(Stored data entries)
........
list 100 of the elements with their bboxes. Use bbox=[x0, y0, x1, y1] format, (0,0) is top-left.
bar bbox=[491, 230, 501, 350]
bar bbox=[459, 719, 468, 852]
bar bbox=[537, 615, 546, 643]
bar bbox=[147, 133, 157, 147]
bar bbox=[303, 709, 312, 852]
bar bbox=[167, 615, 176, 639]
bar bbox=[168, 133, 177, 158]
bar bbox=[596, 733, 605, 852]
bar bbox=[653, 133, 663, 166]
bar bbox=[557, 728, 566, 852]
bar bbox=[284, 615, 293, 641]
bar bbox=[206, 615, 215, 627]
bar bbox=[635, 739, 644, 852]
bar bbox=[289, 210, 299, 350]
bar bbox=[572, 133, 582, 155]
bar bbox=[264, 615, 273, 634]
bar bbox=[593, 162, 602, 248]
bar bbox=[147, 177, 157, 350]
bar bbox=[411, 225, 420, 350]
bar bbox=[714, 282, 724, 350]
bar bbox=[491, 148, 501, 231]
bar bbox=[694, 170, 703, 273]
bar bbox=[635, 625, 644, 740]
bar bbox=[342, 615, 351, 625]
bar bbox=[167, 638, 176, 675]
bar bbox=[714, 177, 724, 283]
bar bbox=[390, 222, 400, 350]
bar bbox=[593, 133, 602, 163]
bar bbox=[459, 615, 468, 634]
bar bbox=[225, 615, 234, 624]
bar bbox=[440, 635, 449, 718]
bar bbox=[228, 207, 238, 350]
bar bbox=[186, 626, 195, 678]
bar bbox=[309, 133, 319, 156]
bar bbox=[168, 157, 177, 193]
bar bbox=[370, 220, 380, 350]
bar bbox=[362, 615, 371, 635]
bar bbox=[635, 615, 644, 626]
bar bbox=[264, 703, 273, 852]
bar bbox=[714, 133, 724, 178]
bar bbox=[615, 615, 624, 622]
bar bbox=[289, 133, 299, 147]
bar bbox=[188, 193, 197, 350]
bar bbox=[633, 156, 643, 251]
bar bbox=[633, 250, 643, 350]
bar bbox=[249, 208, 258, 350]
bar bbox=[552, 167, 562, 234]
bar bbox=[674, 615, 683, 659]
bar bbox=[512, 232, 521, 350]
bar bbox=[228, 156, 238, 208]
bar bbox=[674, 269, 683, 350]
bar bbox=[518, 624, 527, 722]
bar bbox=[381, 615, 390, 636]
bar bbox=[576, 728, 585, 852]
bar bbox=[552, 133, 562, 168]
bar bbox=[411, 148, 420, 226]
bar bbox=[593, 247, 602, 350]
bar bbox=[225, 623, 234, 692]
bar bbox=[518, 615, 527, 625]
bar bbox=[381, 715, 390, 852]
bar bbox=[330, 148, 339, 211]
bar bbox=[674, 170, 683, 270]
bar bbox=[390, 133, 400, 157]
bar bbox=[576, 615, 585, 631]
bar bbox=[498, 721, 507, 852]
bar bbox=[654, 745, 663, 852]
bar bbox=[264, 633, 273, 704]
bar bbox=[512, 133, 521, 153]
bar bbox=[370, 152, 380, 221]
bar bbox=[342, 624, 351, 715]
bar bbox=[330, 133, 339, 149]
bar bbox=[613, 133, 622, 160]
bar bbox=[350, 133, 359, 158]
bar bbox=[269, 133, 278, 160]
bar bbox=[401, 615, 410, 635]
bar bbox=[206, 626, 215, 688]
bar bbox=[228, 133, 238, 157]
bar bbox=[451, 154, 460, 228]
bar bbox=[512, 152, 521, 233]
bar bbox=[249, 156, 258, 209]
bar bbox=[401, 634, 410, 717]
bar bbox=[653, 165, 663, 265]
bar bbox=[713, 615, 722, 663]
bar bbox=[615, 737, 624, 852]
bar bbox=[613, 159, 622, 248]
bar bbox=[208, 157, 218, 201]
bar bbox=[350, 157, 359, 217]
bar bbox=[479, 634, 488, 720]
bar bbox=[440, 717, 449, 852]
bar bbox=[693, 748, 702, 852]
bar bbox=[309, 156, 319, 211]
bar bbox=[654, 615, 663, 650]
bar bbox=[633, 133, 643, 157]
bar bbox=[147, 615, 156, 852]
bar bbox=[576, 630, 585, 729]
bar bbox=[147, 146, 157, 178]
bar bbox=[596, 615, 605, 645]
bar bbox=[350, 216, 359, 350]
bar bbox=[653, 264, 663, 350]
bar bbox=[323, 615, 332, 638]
........
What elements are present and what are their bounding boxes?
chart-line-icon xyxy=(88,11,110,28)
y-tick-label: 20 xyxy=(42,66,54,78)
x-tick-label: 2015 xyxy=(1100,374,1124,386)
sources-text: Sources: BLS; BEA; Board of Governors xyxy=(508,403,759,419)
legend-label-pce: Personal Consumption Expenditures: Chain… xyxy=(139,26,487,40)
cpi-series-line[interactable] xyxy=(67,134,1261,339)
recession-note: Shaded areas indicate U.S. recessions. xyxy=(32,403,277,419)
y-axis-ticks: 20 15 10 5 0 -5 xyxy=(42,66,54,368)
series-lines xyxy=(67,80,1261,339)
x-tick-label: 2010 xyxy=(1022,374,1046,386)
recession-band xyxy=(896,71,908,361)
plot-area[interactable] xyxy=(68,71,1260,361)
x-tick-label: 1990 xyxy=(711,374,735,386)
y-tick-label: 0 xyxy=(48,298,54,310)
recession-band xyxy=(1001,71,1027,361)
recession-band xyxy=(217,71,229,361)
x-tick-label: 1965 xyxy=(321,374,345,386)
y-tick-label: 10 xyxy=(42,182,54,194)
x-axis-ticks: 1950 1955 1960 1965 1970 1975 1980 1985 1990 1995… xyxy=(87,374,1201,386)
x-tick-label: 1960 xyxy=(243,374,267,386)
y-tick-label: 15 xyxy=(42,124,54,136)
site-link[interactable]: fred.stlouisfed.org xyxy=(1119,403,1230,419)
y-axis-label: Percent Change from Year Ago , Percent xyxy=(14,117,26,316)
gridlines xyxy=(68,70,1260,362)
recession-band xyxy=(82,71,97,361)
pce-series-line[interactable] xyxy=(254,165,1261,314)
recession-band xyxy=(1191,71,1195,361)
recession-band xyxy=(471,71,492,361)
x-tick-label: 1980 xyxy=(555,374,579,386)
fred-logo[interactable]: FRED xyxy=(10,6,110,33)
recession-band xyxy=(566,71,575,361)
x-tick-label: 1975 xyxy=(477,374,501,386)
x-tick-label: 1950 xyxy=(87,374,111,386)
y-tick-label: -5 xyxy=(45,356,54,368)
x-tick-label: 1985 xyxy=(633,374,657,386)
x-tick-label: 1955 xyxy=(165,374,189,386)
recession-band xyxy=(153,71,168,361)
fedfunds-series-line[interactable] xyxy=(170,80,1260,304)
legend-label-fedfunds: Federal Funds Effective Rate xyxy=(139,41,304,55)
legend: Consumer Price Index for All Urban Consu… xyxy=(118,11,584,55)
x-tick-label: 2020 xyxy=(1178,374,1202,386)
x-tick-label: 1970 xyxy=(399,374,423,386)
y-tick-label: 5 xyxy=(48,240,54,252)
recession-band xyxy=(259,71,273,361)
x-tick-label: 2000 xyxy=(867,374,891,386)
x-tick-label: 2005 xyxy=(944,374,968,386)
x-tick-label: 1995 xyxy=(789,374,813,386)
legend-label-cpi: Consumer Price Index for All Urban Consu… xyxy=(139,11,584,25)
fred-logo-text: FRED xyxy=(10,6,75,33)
........
INSTRUCTIONS FOR THE TASK. Print the lines above again without any change, beginning with the line that contains "list 100 of" and stopping after the line that contains "bar bbox=[381, 715, 390, 852]".

SOLUTION TO THIS EXERCISE.
list 100 of the elements with their bboxes. Use bbox=[x0, y0, x1, y1] format, (0,0) is top-left.
bar bbox=[491, 230, 501, 350]
bar bbox=[459, 719, 468, 852]
bar bbox=[537, 615, 546, 643]
bar bbox=[147, 133, 157, 147]
bar bbox=[303, 709, 312, 852]
bar bbox=[167, 615, 176, 639]
bar bbox=[168, 133, 177, 158]
bar bbox=[596, 733, 605, 852]
bar bbox=[653, 133, 663, 166]
bar bbox=[557, 728, 566, 852]
bar bbox=[284, 615, 293, 641]
bar bbox=[206, 615, 215, 627]
bar bbox=[635, 739, 644, 852]
bar bbox=[289, 210, 299, 350]
bar bbox=[572, 133, 582, 155]
bar bbox=[264, 615, 273, 634]
bar bbox=[593, 162, 602, 248]
bar bbox=[147, 177, 157, 350]
bar bbox=[411, 225, 420, 350]
bar bbox=[714, 282, 724, 350]
bar bbox=[491, 148, 501, 231]
bar bbox=[694, 170, 703, 273]
bar bbox=[635, 625, 644, 740]
bar bbox=[342, 615, 351, 625]
bar bbox=[167, 638, 176, 675]
bar bbox=[714, 177, 724, 283]
bar bbox=[390, 222, 400, 350]
bar bbox=[593, 133, 602, 163]
bar bbox=[459, 615, 468, 634]
bar bbox=[225, 615, 234, 624]
bar bbox=[440, 635, 449, 718]
bar bbox=[228, 207, 238, 350]
bar bbox=[186, 626, 195, 678]
bar bbox=[309, 133, 319, 156]
bar bbox=[168, 157, 177, 193]
bar bbox=[370, 220, 380, 350]
bar bbox=[362, 615, 371, 635]
bar bbox=[635, 615, 644, 626]
bar bbox=[264, 703, 273, 852]
bar bbox=[714, 133, 724, 178]
bar bbox=[615, 615, 624, 622]
bar bbox=[289, 133, 299, 147]
bar bbox=[188, 193, 197, 350]
bar bbox=[633, 156, 643, 251]
bar bbox=[633, 250, 643, 350]
bar bbox=[249, 208, 258, 350]
bar bbox=[552, 167, 562, 234]
bar bbox=[674, 615, 683, 659]
bar bbox=[512, 232, 521, 350]
bar bbox=[228, 156, 238, 208]
bar bbox=[674, 269, 683, 350]
bar bbox=[518, 624, 527, 722]
bar bbox=[381, 615, 390, 636]
bar bbox=[576, 728, 585, 852]
bar bbox=[552, 133, 562, 168]
bar bbox=[411, 148, 420, 226]
bar bbox=[593, 247, 602, 350]
bar bbox=[225, 623, 234, 692]
bar bbox=[518, 615, 527, 625]
bar bbox=[381, 715, 390, 852]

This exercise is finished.